TASK GOAL -
In your copy, include every line of the listing below exactly but none of the pictures.

AVAILABLE DATA -
--- begin ---

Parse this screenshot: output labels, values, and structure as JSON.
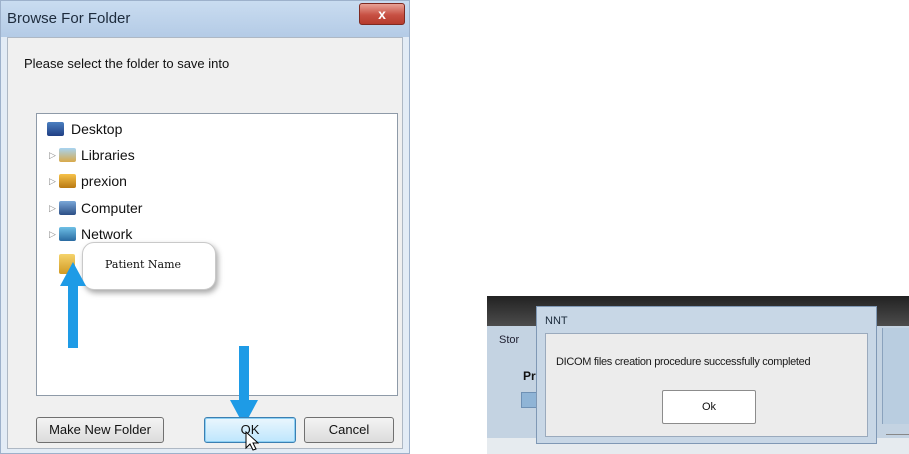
{
  "browse_dialog": {
    "title": "Browse For Folder",
    "close_label": "x",
    "prompt": "Please select the folder to save into",
    "tree_items": [
      {
        "label": "Desktop",
        "icon": "desktop-icon"
      },
      {
        "label": "Libraries",
        "icon": "libraries-icon"
      },
      {
        "label": "prexion",
        "icon": "user-folder-icon"
      },
      {
        "label": "Computer",
        "icon": "computer-icon"
      },
      {
        "label": "Network",
        "icon": "network-icon"
      }
    ],
    "callout_text": "Patient Name",
    "buttons": {
      "make_new_folder": "Make New Folder",
      "ok": "OK",
      "cancel": "Cancel"
    },
    "arrow_color": "#1e9be6"
  },
  "nnt_dialog": {
    "background_window_label": "Stor",
    "background_heading": "Pr",
    "title": "NNT",
    "message": "DICOM files creation procedure successfully completed",
    "ok_label": "Ok"
  }
}
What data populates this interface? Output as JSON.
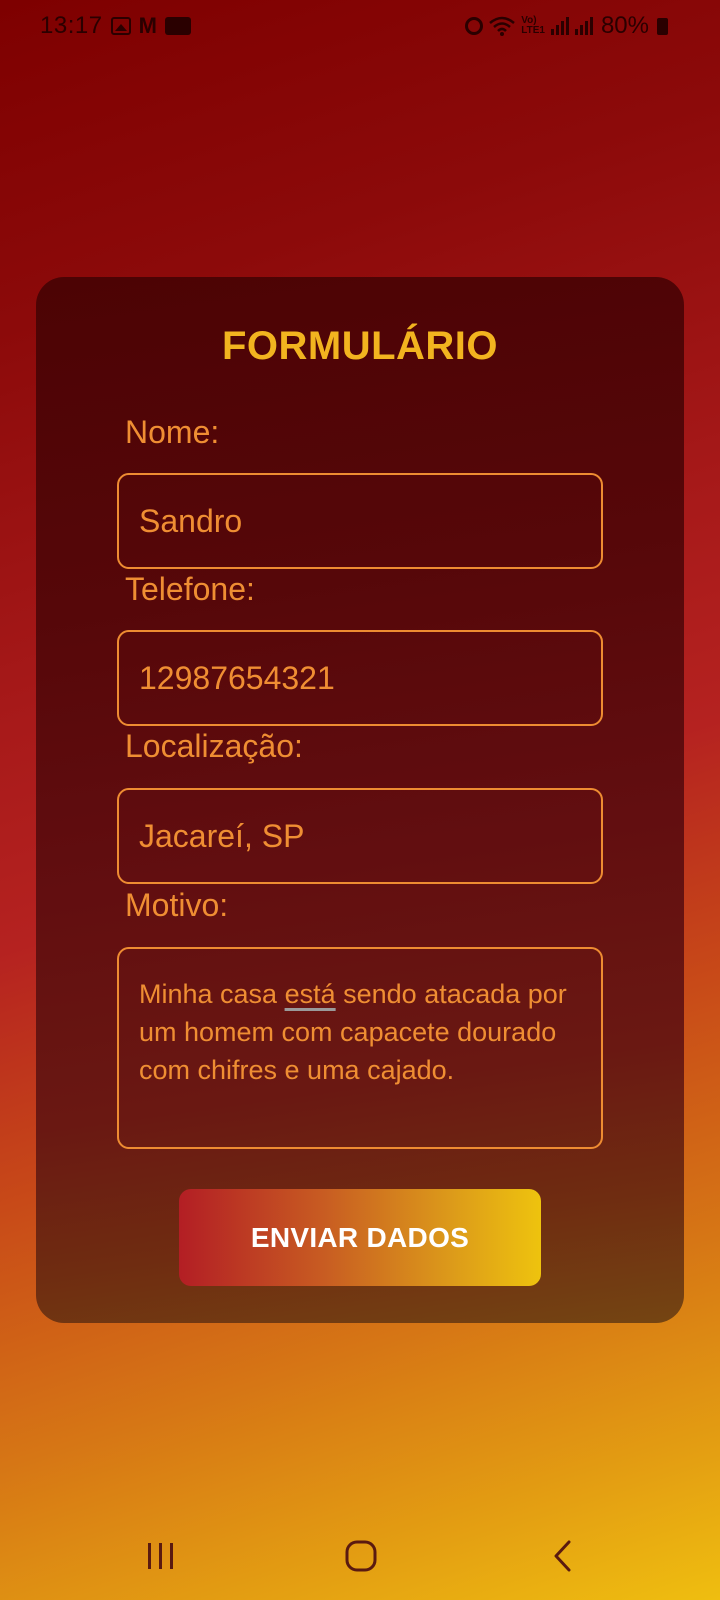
{
  "status_bar": {
    "time": "13:17",
    "battery": "80%",
    "volte_top": "Vo)",
    "volte_bottom": "LTE1",
    "icons": [
      "photo-icon",
      "gmail-icon",
      "camera-app-icon",
      "alarm-icon",
      "wifi-icon",
      "volte-icon",
      "signal-icon",
      "battery-icon"
    ]
  },
  "form": {
    "title": "FORMULÁRIO",
    "fields": {
      "nome": {
        "label": "Nome:",
        "value": "Sandro"
      },
      "telefone": {
        "label": "Telefone:",
        "value": "12987654321"
      },
      "localizacao": {
        "label": "Localização:",
        "value": "Jacareí, SP"
      },
      "motivo": {
        "label": "Motivo:",
        "value_before": "Minha casa ",
        "value_underlined": "está",
        "value_after": " sendo atacada por um homem com capacete dourado com chifres e uma cajado."
      }
    },
    "submit_label": "ENVIAR DADOS"
  },
  "nav_bar": {
    "buttons": [
      "recent-apps",
      "home",
      "back"
    ]
  },
  "colors": {
    "title": "#f2b41f",
    "text": "#ef8e33",
    "border": "#ee8c32",
    "button_start": "#b31e24",
    "button_end": "#eec30e"
  }
}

--- end ---

OUTPUT FOR THIS EXERCISE -
Parse this screenshot: output labels, values, and structure as JSON.
{
  "browse_dialog": {
    "title": "Browse For Folder",
    "close_label": "x",
    "prompt": "Please select the folder to save into",
    "tree_items": [
      {
        "label": "Desktop",
        "icon": "desktop-icon"
      },
      {
        "label": "Libraries",
        "icon": "libraries-icon"
      },
      {
        "label": "prexion",
        "icon": "user-folder-icon"
      },
      {
        "label": "Computer",
        "icon": "computer-icon"
      },
      {
        "label": "Network",
        "icon": "network-icon"
      }
    ],
    "callout_text": "Patient Name",
    "buttons": {
      "make_new_folder": "Make New Folder",
      "ok": "OK",
      "cancel": "Cancel"
    },
    "arrow_color": "#1e9be6"
  },
  "nnt_dialog": {
    "background_window_label": "Stor",
    "background_heading": "Pr",
    "title": "NNT",
    "message": "DICOM files creation procedure successfully completed",
    "ok_label": "Ok"
  }
}
What data populates this interface? Output as JSON.
{
  "status_bar": {
    "time": "13:17",
    "battery": "80%",
    "volte_top": "Vo)",
    "volte_bottom": "LTE1",
    "icons": [
      "photo-icon",
      "gmail-icon",
      "camera-app-icon",
      "alarm-icon",
      "wifi-icon",
      "volte-icon",
      "signal-icon",
      "battery-icon"
    ]
  },
  "form": {
    "title": "FORMULÁRIO",
    "fields": {
      "nome": {
        "label": "Nome:",
        "value": "Sandro"
      },
      "telefone": {
        "label": "Telefone:",
        "value": "12987654321"
      },
      "localizacao": {
        "label": "Localização:",
        "value": "Jacareí, SP"
      },
      "motivo": {
        "label": "Motivo:",
        "value_before": "Minha casa ",
        "value_underlined": "está",
        "value_after": " sendo atacada por um homem com capacete dourado com chifres e uma cajado."
      }
    },
    "submit_label": "ENVIAR DADOS"
  },
  "nav_bar": {
    "buttons": [
      "recent-apps",
      "home",
      "back"
    ]
  },
  "colors": {
    "title": "#f2b41f",
    "text": "#ef8e33",
    "border": "#ee8c32",
    "button_start": "#b31e24",
    "button_end": "#eec30e"
  }
}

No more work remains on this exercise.